THE PROBLEM — Pick out every line in the data below that holds "reference".

++++ LISTED RECORDS

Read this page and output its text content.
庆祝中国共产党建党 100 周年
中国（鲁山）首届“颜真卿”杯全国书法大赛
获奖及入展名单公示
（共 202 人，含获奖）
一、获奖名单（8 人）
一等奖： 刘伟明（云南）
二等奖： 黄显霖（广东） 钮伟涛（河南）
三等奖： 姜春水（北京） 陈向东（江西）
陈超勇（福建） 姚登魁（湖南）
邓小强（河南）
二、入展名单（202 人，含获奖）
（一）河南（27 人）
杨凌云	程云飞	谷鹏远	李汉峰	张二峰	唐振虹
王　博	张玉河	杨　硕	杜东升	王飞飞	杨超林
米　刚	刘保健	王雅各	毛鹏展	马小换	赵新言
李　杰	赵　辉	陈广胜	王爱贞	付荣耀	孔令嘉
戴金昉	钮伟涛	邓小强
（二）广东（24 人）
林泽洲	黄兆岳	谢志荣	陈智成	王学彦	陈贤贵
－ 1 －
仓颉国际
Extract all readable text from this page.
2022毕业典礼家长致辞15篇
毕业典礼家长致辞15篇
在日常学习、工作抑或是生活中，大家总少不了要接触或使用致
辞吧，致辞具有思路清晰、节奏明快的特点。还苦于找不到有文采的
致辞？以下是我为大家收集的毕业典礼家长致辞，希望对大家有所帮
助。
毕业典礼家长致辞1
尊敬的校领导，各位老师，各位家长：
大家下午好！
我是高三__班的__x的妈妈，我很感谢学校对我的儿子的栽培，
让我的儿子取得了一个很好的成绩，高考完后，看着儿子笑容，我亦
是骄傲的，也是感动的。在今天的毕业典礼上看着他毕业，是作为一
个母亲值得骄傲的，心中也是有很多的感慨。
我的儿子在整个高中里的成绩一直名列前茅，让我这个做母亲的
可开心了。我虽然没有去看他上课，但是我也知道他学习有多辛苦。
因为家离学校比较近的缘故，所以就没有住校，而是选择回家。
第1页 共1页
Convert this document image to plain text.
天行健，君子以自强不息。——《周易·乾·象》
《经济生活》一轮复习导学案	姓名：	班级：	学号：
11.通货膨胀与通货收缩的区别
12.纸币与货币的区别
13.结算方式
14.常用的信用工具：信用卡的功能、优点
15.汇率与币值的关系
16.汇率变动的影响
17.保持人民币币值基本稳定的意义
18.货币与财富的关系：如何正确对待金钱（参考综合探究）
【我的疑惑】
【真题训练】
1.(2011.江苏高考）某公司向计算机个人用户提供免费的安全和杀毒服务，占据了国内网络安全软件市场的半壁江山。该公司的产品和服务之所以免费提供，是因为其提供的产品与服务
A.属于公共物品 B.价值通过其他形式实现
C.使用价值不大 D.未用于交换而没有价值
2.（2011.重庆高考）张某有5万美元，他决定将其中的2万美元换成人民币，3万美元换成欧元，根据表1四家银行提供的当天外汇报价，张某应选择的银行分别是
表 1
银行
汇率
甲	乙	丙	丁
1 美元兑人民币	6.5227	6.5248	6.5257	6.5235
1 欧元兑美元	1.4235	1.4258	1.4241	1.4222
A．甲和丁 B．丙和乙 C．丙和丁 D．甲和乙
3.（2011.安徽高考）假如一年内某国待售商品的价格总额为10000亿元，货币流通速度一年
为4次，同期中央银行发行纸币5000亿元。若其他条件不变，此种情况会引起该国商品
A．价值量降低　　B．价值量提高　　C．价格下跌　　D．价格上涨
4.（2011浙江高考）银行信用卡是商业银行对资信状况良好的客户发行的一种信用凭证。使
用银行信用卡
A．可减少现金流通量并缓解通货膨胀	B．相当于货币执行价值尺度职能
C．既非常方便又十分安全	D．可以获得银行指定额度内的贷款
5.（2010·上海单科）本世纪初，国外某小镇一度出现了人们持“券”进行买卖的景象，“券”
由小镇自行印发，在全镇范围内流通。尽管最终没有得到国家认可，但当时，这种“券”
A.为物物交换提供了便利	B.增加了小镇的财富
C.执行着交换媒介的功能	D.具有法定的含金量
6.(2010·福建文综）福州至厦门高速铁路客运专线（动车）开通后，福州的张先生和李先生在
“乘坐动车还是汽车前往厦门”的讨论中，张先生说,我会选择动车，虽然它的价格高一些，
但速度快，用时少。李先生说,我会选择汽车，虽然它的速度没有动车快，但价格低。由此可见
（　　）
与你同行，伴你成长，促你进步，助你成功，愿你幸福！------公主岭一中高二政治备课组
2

++++++++
++++ LISTED RECORDS

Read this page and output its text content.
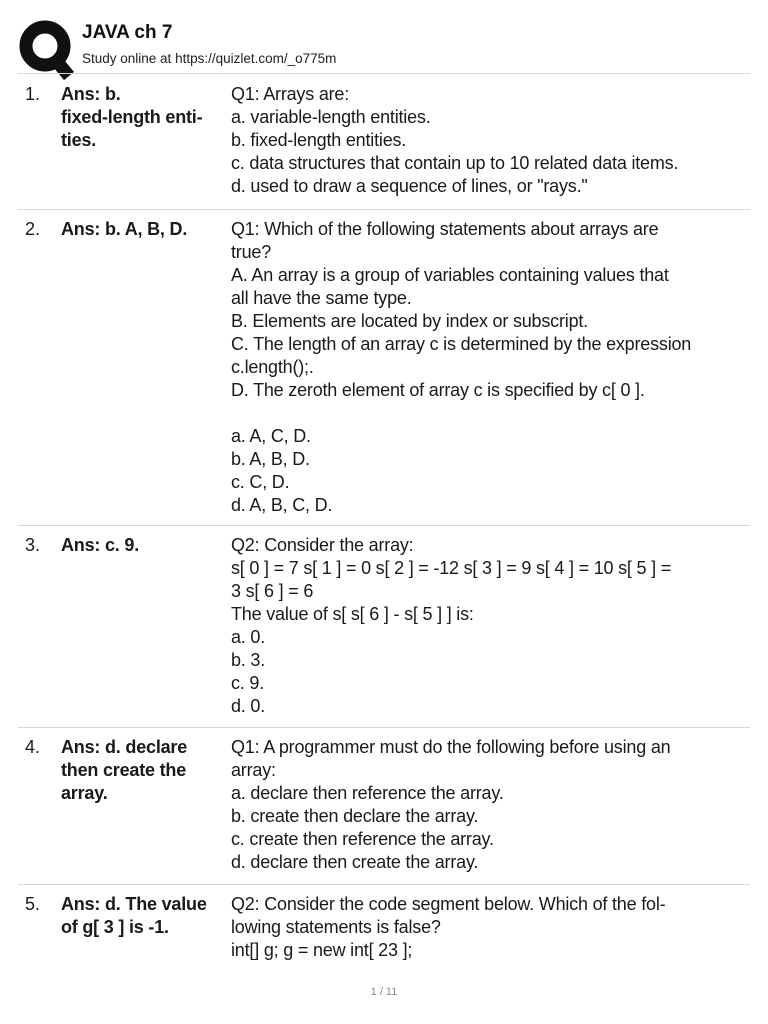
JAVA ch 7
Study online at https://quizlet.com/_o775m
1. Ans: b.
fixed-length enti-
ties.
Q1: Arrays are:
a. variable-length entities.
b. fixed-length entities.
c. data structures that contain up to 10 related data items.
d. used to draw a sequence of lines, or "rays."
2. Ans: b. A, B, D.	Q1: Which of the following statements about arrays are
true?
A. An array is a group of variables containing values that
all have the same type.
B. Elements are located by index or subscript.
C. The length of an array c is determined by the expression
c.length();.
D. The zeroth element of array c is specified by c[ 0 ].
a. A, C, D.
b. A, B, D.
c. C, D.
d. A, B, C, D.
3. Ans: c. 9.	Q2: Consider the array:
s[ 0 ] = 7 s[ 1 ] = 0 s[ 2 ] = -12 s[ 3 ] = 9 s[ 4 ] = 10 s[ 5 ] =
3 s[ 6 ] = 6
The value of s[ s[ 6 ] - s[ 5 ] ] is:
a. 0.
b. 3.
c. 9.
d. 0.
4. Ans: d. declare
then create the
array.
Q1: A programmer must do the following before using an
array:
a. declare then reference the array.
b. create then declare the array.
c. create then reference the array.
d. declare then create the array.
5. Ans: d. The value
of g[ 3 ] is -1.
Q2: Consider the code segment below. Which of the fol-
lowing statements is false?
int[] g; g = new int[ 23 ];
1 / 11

++++++++
++++ LISTED RECORDS

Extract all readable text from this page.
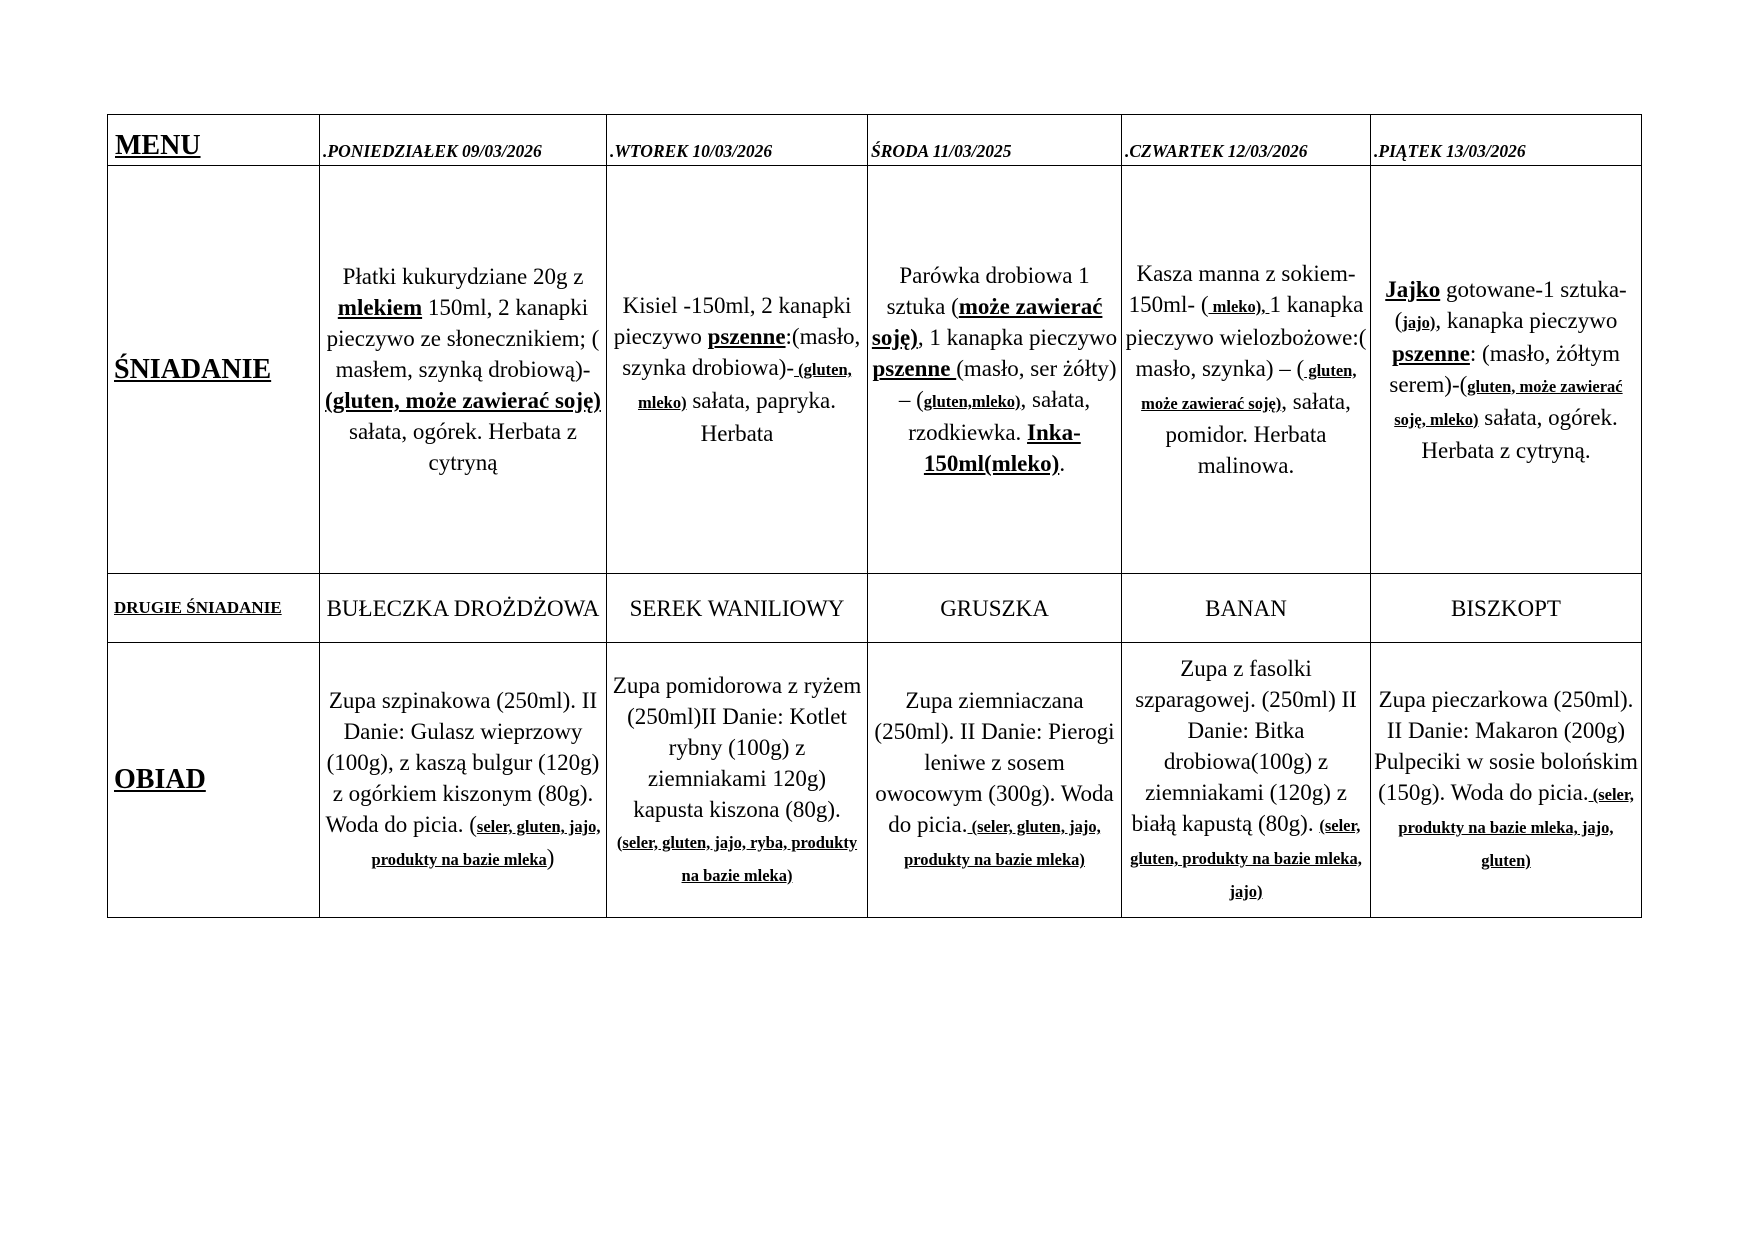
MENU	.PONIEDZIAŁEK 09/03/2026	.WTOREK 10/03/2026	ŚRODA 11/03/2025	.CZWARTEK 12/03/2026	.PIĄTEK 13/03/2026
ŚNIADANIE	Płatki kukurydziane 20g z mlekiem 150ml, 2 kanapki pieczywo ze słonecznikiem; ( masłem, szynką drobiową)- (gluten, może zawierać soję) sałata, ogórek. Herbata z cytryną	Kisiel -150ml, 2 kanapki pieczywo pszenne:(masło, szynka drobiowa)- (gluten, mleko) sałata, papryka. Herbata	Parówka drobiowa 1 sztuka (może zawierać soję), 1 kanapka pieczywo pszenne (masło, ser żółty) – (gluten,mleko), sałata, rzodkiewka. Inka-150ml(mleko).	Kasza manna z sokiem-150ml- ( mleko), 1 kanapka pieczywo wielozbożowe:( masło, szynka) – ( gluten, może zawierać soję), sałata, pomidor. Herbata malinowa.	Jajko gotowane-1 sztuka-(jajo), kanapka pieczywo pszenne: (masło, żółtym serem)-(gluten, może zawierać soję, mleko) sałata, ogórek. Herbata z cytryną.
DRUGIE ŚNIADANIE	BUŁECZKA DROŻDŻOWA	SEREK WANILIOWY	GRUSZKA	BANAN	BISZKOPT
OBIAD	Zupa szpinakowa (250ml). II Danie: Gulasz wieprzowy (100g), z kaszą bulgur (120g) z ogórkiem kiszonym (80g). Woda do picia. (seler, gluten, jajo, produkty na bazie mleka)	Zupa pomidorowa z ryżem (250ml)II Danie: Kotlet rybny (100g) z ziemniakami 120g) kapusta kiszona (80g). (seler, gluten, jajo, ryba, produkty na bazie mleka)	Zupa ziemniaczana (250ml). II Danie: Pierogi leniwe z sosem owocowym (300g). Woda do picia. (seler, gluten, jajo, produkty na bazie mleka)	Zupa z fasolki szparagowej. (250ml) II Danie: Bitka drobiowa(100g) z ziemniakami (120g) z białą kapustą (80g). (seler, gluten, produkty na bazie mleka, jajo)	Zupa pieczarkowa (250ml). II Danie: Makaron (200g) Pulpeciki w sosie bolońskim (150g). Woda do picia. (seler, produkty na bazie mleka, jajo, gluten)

++++++++

EXERCISE OUTPUT —
a. declare then reference the array.
c. create then reference the array.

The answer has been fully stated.